DATA PROVIDED.

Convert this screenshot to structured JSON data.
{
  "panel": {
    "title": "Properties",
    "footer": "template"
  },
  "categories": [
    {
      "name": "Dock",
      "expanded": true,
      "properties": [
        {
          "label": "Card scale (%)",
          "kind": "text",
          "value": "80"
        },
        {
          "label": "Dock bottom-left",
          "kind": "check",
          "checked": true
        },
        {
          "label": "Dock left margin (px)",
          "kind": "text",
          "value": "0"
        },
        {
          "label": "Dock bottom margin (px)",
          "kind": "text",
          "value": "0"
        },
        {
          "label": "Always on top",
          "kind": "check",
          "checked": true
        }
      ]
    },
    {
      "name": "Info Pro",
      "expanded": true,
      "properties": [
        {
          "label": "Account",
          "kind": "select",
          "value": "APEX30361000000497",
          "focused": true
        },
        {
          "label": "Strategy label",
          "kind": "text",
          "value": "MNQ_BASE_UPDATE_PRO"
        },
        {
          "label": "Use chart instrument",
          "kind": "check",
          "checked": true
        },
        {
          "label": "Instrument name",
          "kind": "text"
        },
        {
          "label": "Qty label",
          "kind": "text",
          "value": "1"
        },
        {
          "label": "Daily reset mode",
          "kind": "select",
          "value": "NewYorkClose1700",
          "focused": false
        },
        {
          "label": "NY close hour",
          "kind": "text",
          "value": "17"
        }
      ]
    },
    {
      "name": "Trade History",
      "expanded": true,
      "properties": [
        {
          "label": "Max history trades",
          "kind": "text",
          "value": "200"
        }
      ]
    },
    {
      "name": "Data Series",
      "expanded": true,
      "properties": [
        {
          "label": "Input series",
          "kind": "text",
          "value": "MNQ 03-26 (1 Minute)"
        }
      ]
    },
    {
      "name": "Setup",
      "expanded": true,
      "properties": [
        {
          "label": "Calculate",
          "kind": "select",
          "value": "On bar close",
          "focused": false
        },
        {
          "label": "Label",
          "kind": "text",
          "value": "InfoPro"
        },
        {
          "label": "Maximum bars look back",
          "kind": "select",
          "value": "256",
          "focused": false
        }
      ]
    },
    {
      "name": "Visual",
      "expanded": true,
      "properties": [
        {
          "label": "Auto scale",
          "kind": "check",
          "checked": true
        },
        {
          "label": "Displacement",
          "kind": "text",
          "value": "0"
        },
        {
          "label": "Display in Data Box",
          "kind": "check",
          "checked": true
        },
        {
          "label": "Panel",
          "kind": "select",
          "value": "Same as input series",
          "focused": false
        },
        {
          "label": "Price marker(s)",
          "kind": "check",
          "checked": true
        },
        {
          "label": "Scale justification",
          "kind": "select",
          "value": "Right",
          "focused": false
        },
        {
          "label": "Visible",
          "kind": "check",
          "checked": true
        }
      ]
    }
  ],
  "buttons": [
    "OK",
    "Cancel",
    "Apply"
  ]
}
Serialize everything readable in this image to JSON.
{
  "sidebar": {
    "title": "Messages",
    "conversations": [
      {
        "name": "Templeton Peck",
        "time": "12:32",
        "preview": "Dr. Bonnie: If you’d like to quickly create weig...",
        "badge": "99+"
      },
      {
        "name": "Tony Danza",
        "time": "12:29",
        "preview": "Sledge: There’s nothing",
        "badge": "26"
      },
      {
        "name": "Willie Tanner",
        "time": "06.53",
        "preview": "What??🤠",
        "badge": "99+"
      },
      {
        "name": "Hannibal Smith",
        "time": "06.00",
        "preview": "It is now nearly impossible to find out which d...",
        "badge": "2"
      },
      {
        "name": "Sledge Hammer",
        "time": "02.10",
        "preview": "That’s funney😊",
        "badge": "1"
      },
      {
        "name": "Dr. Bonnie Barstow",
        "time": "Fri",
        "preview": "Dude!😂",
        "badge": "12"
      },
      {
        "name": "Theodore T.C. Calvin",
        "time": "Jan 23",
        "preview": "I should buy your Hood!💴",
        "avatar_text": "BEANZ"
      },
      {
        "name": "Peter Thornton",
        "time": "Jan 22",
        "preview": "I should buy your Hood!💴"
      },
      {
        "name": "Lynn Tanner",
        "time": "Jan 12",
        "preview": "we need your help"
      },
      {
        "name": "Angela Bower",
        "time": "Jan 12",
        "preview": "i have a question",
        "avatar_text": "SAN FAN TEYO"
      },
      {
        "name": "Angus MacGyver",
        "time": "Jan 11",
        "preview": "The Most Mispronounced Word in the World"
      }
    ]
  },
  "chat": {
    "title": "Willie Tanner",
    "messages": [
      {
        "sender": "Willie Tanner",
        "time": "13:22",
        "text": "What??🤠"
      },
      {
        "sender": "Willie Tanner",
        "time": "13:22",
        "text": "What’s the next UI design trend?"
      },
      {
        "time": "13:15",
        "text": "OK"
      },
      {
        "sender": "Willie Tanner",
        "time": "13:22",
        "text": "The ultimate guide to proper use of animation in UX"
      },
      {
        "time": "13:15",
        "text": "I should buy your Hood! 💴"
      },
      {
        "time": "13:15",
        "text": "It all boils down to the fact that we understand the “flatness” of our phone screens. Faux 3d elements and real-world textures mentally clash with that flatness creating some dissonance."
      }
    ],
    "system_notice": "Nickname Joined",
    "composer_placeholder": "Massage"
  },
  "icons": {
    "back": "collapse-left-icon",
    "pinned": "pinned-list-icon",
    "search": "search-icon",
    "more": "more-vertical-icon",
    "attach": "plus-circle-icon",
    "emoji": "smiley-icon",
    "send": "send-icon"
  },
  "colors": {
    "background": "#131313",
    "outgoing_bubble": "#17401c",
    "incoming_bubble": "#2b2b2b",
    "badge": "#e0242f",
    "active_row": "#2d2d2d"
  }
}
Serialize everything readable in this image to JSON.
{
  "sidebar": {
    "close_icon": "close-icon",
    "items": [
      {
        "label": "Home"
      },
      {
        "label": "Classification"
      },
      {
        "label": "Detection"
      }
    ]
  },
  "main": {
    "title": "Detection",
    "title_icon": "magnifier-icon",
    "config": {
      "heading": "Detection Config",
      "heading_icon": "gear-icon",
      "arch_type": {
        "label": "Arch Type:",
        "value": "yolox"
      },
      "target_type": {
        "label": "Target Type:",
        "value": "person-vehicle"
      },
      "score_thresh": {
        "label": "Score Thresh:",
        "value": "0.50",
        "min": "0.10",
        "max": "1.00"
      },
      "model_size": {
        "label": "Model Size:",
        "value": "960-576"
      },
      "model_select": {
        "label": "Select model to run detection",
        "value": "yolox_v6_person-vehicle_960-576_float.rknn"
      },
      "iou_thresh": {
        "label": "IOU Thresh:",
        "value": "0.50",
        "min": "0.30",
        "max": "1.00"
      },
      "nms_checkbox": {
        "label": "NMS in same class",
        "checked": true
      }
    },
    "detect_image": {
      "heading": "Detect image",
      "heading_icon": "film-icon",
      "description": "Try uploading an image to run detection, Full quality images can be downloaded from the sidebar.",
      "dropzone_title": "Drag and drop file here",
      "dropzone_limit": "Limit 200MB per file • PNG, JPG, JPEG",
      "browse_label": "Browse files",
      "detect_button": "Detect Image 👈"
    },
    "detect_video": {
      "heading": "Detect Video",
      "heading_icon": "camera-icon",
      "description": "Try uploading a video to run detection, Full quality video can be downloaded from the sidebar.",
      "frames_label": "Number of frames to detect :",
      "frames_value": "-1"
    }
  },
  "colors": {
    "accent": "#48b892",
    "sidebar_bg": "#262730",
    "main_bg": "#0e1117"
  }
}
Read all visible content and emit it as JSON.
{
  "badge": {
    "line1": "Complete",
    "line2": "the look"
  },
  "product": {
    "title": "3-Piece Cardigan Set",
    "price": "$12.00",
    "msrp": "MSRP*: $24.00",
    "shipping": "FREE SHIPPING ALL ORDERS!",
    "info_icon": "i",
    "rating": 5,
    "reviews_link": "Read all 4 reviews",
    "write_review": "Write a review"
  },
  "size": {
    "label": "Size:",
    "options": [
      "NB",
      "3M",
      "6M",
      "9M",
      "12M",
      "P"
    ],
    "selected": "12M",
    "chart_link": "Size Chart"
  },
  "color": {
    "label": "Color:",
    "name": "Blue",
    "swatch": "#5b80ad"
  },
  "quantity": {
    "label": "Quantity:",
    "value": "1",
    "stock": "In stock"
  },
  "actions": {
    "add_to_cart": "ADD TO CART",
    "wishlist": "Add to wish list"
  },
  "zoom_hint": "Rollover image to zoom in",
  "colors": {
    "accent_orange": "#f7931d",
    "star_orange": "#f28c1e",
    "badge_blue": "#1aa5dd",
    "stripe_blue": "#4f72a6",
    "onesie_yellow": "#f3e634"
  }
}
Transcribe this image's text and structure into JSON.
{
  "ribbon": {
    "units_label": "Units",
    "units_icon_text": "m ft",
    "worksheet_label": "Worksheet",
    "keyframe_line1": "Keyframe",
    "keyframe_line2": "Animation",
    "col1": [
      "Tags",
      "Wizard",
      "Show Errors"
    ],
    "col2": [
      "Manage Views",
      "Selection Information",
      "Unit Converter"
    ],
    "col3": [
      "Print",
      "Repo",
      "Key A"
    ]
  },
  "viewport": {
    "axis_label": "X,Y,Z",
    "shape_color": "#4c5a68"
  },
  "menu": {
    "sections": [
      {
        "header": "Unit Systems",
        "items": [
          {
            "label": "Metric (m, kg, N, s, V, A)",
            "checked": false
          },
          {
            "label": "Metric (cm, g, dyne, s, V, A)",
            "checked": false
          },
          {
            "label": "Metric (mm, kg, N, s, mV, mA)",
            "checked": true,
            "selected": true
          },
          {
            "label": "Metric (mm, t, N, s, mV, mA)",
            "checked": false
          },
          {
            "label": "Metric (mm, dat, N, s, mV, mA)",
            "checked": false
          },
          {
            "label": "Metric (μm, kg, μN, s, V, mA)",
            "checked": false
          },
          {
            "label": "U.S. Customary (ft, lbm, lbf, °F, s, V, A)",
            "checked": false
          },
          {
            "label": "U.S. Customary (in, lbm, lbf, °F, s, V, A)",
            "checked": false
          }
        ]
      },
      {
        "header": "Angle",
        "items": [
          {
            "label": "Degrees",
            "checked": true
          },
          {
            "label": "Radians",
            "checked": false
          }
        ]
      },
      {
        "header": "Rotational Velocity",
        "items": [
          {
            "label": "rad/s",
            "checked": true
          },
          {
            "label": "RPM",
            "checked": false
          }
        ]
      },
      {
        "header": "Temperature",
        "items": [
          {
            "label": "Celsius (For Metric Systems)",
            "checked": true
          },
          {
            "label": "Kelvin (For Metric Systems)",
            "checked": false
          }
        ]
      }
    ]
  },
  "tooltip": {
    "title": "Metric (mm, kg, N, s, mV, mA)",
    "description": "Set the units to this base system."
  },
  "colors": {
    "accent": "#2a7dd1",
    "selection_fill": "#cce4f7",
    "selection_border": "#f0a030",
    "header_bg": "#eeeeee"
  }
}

TASK DIRECTIONS. Track down all lines above with the string "look" and copy them.

SOLUTION TO THIS EXERCISE.
          "label": "Maximum bars look back",
    "line2": "the look"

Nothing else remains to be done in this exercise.